Dataset excerpt
----
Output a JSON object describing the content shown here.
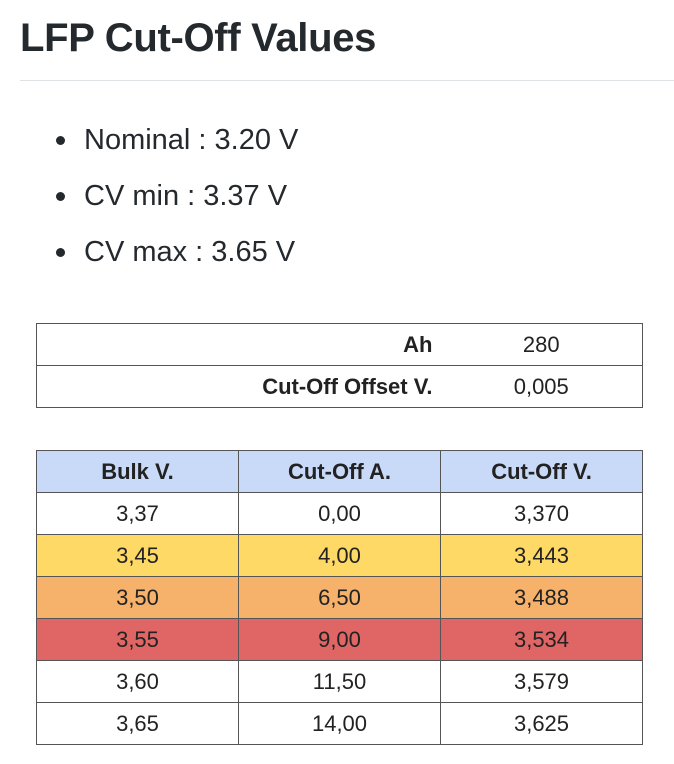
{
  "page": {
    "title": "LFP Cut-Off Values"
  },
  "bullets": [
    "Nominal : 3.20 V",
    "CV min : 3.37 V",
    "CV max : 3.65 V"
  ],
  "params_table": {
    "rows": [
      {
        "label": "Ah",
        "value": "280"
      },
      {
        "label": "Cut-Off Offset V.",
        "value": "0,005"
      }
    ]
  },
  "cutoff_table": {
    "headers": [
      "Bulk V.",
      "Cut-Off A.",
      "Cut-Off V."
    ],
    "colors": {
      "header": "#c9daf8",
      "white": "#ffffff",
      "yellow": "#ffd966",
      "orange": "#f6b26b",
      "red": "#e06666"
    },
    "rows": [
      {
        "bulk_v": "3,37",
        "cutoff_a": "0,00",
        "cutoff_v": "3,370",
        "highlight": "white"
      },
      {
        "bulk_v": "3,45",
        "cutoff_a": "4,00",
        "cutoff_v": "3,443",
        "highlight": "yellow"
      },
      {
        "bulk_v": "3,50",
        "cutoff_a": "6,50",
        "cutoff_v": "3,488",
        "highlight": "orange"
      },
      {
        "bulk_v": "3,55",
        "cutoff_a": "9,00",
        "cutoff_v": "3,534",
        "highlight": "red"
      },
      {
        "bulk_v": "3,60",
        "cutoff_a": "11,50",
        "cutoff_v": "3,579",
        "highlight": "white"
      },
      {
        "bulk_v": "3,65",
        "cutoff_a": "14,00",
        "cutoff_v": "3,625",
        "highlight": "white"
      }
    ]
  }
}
----
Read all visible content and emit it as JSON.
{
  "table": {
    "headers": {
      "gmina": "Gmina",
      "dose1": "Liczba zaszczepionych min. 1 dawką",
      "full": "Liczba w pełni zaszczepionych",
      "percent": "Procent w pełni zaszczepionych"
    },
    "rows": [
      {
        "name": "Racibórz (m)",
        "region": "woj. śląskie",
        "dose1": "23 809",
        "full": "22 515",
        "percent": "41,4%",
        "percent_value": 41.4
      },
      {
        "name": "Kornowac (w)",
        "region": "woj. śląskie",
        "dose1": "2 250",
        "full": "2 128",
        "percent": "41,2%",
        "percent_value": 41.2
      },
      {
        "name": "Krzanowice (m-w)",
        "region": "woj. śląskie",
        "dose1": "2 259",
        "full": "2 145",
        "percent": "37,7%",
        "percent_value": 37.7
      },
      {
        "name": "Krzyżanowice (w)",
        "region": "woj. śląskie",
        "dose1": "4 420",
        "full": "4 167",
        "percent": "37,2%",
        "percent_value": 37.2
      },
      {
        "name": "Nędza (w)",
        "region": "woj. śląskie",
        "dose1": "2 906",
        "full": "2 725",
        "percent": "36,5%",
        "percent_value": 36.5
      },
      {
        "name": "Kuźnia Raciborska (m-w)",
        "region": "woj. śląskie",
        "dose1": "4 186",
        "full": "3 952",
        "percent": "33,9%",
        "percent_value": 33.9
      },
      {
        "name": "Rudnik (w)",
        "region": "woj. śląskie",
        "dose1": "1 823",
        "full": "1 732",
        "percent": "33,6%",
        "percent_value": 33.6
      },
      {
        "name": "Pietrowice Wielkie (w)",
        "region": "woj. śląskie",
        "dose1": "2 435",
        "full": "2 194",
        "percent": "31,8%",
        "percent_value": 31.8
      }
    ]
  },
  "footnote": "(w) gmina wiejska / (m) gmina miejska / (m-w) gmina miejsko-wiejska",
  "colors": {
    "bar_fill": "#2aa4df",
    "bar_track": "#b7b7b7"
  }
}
----
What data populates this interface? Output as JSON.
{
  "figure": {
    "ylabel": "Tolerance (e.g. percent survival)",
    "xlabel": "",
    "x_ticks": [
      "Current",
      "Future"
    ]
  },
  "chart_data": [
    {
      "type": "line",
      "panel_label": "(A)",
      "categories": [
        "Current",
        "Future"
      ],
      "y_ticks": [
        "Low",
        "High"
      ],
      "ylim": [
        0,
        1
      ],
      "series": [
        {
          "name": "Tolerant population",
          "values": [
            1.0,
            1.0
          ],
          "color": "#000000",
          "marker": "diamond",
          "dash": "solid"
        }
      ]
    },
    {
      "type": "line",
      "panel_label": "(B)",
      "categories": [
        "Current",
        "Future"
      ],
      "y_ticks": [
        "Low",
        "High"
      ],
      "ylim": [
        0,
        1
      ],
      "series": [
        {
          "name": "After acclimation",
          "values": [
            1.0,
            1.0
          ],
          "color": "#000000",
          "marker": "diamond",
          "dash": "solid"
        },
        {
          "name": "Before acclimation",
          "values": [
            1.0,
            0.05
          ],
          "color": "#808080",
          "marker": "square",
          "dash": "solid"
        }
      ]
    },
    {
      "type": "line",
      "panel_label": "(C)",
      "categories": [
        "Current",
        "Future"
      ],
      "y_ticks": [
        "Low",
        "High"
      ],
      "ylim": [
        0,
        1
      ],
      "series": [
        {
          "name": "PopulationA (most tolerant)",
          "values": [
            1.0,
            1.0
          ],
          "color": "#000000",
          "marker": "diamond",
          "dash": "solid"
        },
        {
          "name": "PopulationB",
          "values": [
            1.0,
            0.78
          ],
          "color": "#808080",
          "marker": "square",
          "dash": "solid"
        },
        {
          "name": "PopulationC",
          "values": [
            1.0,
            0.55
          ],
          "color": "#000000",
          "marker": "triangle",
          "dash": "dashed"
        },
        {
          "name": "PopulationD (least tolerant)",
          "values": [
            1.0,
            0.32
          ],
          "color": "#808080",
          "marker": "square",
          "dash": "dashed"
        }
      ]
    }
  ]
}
----
_Aim_
Gather each line in these records that contains the string "full".

_Expected output_
      "full": "Liczba w pełni zaszczepionych",
        "full": "22 515",
        "full": "2 128",
        "full": "2 145",
        "full": "4 167",
        "full": "2 725",
        "full": "3 952",
        "full": "1 732",
        "full": "2 194",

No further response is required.